Data entries for graphics:
========================================================================
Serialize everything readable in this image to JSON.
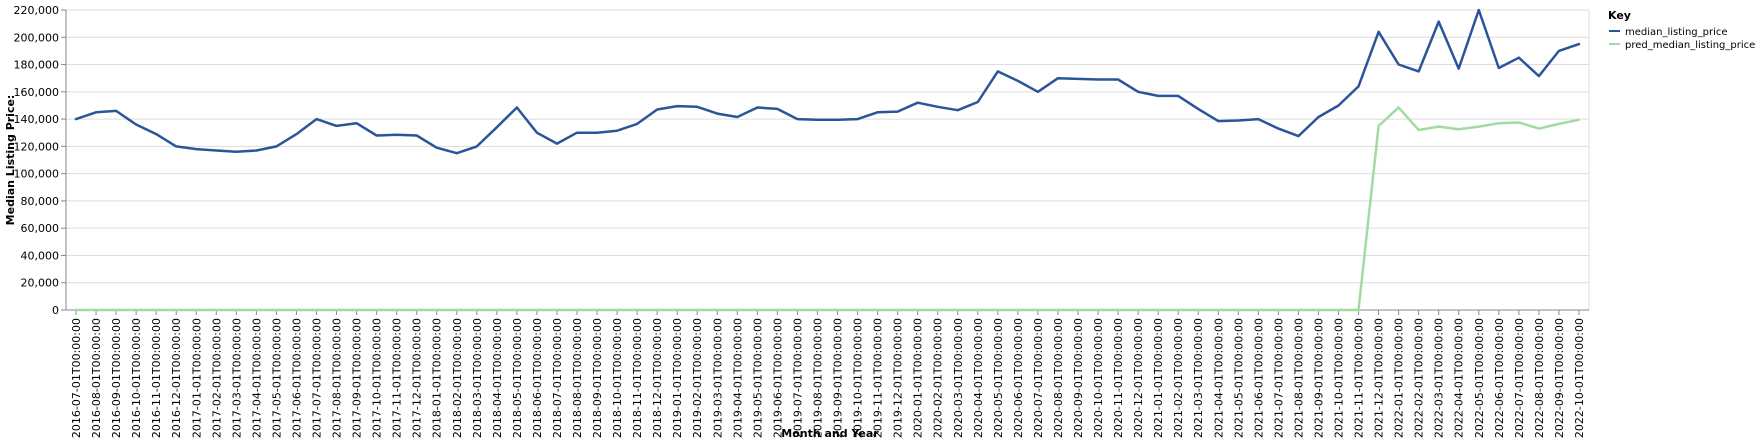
{
  "chart_data": {
    "type": "line",
    "xlabel": "Month and Year",
    "ylabel": "Median Listing Price:",
    "ylim": [
      0,
      220000
    ],
    "yticks": [
      0,
      20000,
      40000,
      60000,
      80000,
      100000,
      120000,
      140000,
      160000,
      180000,
      200000,
      220000
    ],
    "ytick_labels": [
      "0",
      "20,000",
      "40,000",
      "60,000",
      "80,000",
      "100,000",
      "120,000",
      "140,000",
      "160,000",
      "180,000",
      "200,000",
      "220,000"
    ],
    "grid": true,
    "legend": {
      "title": "Key",
      "placement": "top-right"
    },
    "colors": {
      "median_listing_price": "#2a5599",
      "pred_median_listing_price": "#a2dba0",
      "grid": "#dddddd",
      "axis": "#888888"
    },
    "x": [
      "2016-07-01T00:00:00",
      "2016-08-01T00:00:00",
      "2016-09-01T00:00:00",
      "2016-10-01T00:00:00",
      "2016-11-01T00:00:00",
      "2016-12-01T00:00:00",
      "2017-01-01T00:00:00",
      "2017-02-01T00:00:00",
      "2017-03-01T00:00:00",
      "2017-04-01T00:00:00",
      "2017-05-01T00:00:00",
      "2017-06-01T00:00:00",
      "2017-07-01T00:00:00",
      "2017-08-01T00:00:00",
      "2017-09-01T00:00:00",
      "2017-10-01T00:00:00",
      "2017-11-01T00:00:00",
      "2017-12-01T00:00:00",
      "2018-01-01T00:00:00",
      "2018-02-01T00:00:00",
      "2018-03-01T00:00:00",
      "2018-04-01T00:00:00",
      "2018-05-01T00:00:00",
      "2018-06-01T00:00:00",
      "2018-07-01T00:00:00",
      "2018-08-01T00:00:00",
      "2018-09-01T00:00:00",
      "2018-10-01T00:00:00",
      "2018-11-01T00:00:00",
      "2018-12-01T00:00:00",
      "2019-01-01T00:00:00",
      "2019-02-01T00:00:00",
      "2019-03-01T00:00:00",
      "2019-04-01T00:00:00",
      "2019-05-01T00:00:00",
      "2019-06-01T00:00:00",
      "2019-07-01T00:00:00",
      "2019-08-01T00:00:00",
      "2019-09-01T00:00:00",
      "2019-10-01T00:00:00",
      "2019-11-01T00:00:00",
      "2019-12-01T00:00:00",
      "2020-01-01T00:00:00",
      "2020-02-01T00:00:00",
      "2020-03-01T00:00:00",
      "2020-04-01T00:00:00",
      "2020-05-01T00:00:00",
      "2020-06-01T00:00:00",
      "2020-07-01T00:00:00",
      "2020-08-01T00:00:00",
      "2020-09-01T00:00:00",
      "2020-10-01T00:00:00",
      "2020-11-01T00:00:00",
      "2020-12-01T00:00:00",
      "2021-01-01T00:00:00",
      "2021-02-01T00:00:00",
      "2021-03-01T00:00:00",
      "2021-04-01T00:00:00",
      "2021-05-01T00:00:00",
      "2021-06-01T00:00:00",
      "2021-07-01T00:00:00",
      "2021-08-01T00:00:00",
      "2021-09-01T00:00:00",
      "2021-10-01T00:00:00",
      "2021-11-01T00:00:00",
      "2021-12-01T00:00:00",
      "2022-01-01T00:00:00",
      "2022-02-01T00:00:00",
      "2022-03-01T00:00:00",
      "2022-04-01T00:00:00",
      "2022-05-01T00:00:00",
      "2022-06-01T00:00:00",
      "2022-07-01T00:00:00",
      "2022-08-01T00:00:00",
      "2022-09-01T00:00:00",
      "2022-10-01T00:00:00"
    ],
    "series": [
      {
        "name": "median_listing_price",
        "values": [
          140000,
          145000,
          146000,
          136000,
          129000,
          120000,
          118000,
          117000,
          116000,
          117000,
          120000,
          129000,
          140000,
          135000,
          137000,
          128000,
          128500,
          128000,
          119000,
          115000,
          120000,
          134000,
          148500,
          130000,
          122000,
          130000,
          130000,
          131500,
          136500,
          147000,
          149500,
          149000,
          144000,
          141500,
          148500,
          147500,
          140000,
          139500,
          139500,
          140000,
          145000,
          145500,
          152000,
          149000,
          146500,
          152500,
          175000,
          168000,
          160000,
          170000,
          169500,
          169000,
          169000,
          160000,
          157000,
          157000,
          147500,
          138500,
          139000,
          140000,
          133000,
          127500,
          141500,
          150000,
          164000,
          204000,
          180000,
          175000,
          211500,
          177000,
          220000,
          177500,
          185000,
          171500,
          190000,
          195000
        ]
      },
      {
        "name": "pred_median_listing_price",
        "values": [
          0,
          0,
          0,
          0,
          0,
          0,
          0,
          0,
          0,
          0,
          0,
          0,
          0,
          0,
          0,
          0,
          0,
          0,
          0,
          0,
          0,
          0,
          0,
          0,
          0,
          0,
          0,
          0,
          0,
          0,
          0,
          0,
          0,
          0,
          0,
          0,
          0,
          0,
          0,
          0,
          0,
          0,
          0,
          0,
          0,
          0,
          0,
          0,
          0,
          0,
          0,
          0,
          0,
          0,
          0,
          0,
          0,
          0,
          0,
          0,
          0,
          0,
          0,
          0,
          0,
          135000,
          148500,
          132000,
          134500,
          132500,
          134500,
          137000,
          137500,
          133000,
          136500,
          139500
        ]
      }
    ]
  }
}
========================================================================
**Task description:**
Copy the data word for word. Pictures do not go in the copy.

**Task answer:**
Serialize everything readable in this image to JSON.
{
  "chart_data": {
    "type": "line",
    "xlabel": "Month and Year",
    "ylabel": "Median Listing Price:",
    "ylim": [
      0,
      220000
    ],
    "yticks": [
      0,
      20000,
      40000,
      60000,
      80000,
      100000,
      120000,
      140000,
      160000,
      180000,
      200000,
      220000
    ],
    "ytick_labels": [
      "0",
      "20,000",
      "40,000",
      "60,000",
      "80,000",
      "100,000",
      "120,000",
      "140,000",
      "160,000",
      "180,000",
      "200,000",
      "220,000"
    ],
    "grid": true,
    "legend": {
      "title": "Key",
      "placement": "top-right"
    },
    "colors": {
      "median_listing_price": "#2a5599",
      "pred_median_listing_price": "#a2dba0",
      "grid": "#dddddd",
      "axis": "#888888"
    },
    "x": [
      "2016-07-01T00:00:00",
      "2016-08-01T00:00:00",
      "2016-09-01T00:00:00",
      "2016-10-01T00:00:00",
      "2016-11-01T00:00:00",
      "2016-12-01T00:00:00",
      "2017-01-01T00:00:00",
      "2017-02-01T00:00:00",
      "2017-03-01T00:00:00",
      "2017-04-01T00:00:00",
      "2017-05-01T00:00:00",
      "2017-06-01T00:00:00",
      "2017-07-01T00:00:00",
      "2017-08-01T00:00:00",
      "2017-09-01T00:00:00",
      "2017-10-01T00:00:00",
      "2017-11-01T00:00:00",
      "2017-12-01T00:00:00",
      "2018-01-01T00:00:00",
      "2018-02-01T00:00:00",
      "2018-03-01T00:00:00",
      "2018-04-01T00:00:00",
      "2018-05-01T00:00:00",
      "2018-06-01T00:00:00",
      "2018-07-01T00:00:00",
      "2018-08-01T00:00:00",
      "2018-09-01T00:00:00",
      "2018-10-01T00:00:00",
      "2018-11-01T00:00:00",
      "2018-12-01T00:00:00",
      "2019-01-01T00:00:00",
      "2019-02-01T00:00:00",
      "2019-03-01T00:00:00",
      "2019-04-01T00:00:00",
      "2019-05-01T00:00:00",
      "2019-06-01T00:00:00",
      "2019-07-01T00:00:00",
      "2019-08-01T00:00:00",
      "2019-09-01T00:00:00",
      "2019-10-01T00:00:00",
      "2019-11-01T00:00:00",
      "2019-12-01T00:00:00",
      "2020-01-01T00:00:00",
      "2020-02-01T00:00:00",
      "2020-03-01T00:00:00",
      "2020-04-01T00:00:00",
      "2020-05-01T00:00:00",
      "2020-06-01T00:00:00",
      "2020-07-01T00:00:00",
      "2020-08-01T00:00:00",
      "2020-09-01T00:00:00",
      "2020-10-01T00:00:00",
      "2020-11-01T00:00:00",
      "2020-12-01T00:00:00",
      "2021-01-01T00:00:00",
      "2021-02-01T00:00:00",
      "2021-03-01T00:00:00",
      "2021-04-01T00:00:00",
      "2021-05-01T00:00:00",
      "2021-06-01T00:00:00",
      "2021-07-01T00:00:00",
      "2021-08-01T00:00:00",
      "2021-09-01T00:00:00",
      "2021-10-01T00:00:00",
      "2021-11-01T00:00:00",
      "2021-12-01T00:00:00",
      "2022-01-01T00:00:00",
      "2022-02-01T00:00:00",
      "2022-03-01T00:00:00",
      "2022-04-01T00:00:00",
      "2022-05-01T00:00:00",
      "2022-06-01T00:00:00",
      "2022-07-01T00:00:00",
      "2022-08-01T00:00:00",
      "2022-09-01T00:00:00",
      "2022-10-01T00:00:00"
    ],
    "series": [
      {
        "name": "median_listing_price",
        "values": [
          140000,
          145000,
          146000,
          136000,
          129000,
          120000,
          118000,
          117000,
          116000,
          117000,
          120000,
          129000,
          140000,
          135000,
          137000,
          128000,
          128500,
          128000,
          119000,
          115000,
          120000,
          134000,
          148500,
          130000,
          122000,
          130000,
          130000,
          131500,
          136500,
          147000,
          149500,
          149000,
          144000,
          141500,
          148500,
          147500,
          140000,
          139500,
          139500,
          140000,
          145000,
          145500,
          152000,
          149000,
          146500,
          152500,
          175000,
          168000,
          160000,
          170000,
          169500,
          169000,
          169000,
          160000,
          157000,
          157000,
          147500,
          138500,
          139000,
          140000,
          133000,
          127500,
          141500,
          150000,
          164000,
          204000,
          180000,
          175000,
          211500,
          177000,
          220000,
          177500,
          185000,
          171500,
          190000,
          195000
        ]
      },
      {
        "name": "pred_median_listing_price",
        "values": [
          0,
          0,
          0,
          0,
          0,
          0,
          0,
          0,
          0,
          0,
          0,
          0,
          0,
          0,
          0,
          0,
          0,
          0,
          0,
          0,
          0,
          0,
          0,
          0,
          0,
          0,
          0,
          0,
          0,
          0,
          0,
          0,
          0,
          0,
          0,
          0,
          0,
          0,
          0,
          0,
          0,
          0,
          0,
          0,
          0,
          0,
          0,
          0,
          0,
          0,
          0,
          0,
          0,
          0,
          0,
          0,
          0,
          0,
          0,
          0,
          0,
          0,
          0,
          0,
          0,
          135000,
          148500,
          132000,
          134500,
          132500,
          134500,
          137000,
          137500,
          133000,
          136500,
          139500
        ]
      }
    ]
  }
}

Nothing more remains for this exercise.